**INSTRUCTIONS FOR THE TASK:** Provide a single number: the count of lines containing the string "icon".

Begin

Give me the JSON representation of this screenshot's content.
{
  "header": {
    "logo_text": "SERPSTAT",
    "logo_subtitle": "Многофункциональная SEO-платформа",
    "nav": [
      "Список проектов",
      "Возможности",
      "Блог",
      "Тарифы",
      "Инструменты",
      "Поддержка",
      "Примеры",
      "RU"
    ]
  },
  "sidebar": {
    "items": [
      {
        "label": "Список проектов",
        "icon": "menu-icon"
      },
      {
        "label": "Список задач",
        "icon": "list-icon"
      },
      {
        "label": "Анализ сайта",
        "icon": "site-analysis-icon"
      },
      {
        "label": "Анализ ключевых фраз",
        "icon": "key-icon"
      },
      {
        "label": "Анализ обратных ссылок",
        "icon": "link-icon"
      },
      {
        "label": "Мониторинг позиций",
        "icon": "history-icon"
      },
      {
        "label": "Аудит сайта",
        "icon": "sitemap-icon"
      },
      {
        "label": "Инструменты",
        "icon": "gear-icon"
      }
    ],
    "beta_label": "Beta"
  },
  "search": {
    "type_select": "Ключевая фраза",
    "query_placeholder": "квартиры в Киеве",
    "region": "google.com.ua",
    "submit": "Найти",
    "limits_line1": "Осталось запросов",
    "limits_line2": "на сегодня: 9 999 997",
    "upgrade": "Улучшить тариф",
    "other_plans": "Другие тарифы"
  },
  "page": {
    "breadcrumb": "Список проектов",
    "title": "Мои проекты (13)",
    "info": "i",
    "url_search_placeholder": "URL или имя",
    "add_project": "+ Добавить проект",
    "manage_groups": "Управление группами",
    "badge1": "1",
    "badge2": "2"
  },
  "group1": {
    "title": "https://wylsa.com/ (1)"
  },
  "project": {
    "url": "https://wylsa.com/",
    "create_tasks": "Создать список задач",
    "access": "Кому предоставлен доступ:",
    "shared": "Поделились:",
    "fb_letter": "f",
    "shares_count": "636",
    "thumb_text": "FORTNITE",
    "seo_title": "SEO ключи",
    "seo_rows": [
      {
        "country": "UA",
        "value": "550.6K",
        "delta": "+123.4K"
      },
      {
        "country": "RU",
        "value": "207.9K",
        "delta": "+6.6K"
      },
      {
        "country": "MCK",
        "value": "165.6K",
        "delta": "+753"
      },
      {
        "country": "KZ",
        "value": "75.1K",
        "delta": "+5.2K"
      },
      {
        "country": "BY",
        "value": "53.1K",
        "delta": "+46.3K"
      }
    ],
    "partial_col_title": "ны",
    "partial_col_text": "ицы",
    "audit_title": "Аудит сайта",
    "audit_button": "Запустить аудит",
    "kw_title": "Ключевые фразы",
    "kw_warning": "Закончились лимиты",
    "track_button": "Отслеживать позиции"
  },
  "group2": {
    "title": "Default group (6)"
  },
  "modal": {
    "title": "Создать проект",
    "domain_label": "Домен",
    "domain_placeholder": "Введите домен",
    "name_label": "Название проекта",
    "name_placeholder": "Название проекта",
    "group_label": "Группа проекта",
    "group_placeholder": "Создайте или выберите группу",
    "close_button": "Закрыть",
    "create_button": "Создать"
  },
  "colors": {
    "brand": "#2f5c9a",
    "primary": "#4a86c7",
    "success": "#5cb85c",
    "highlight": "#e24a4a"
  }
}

End

**COMPLETE ANSWER:** 8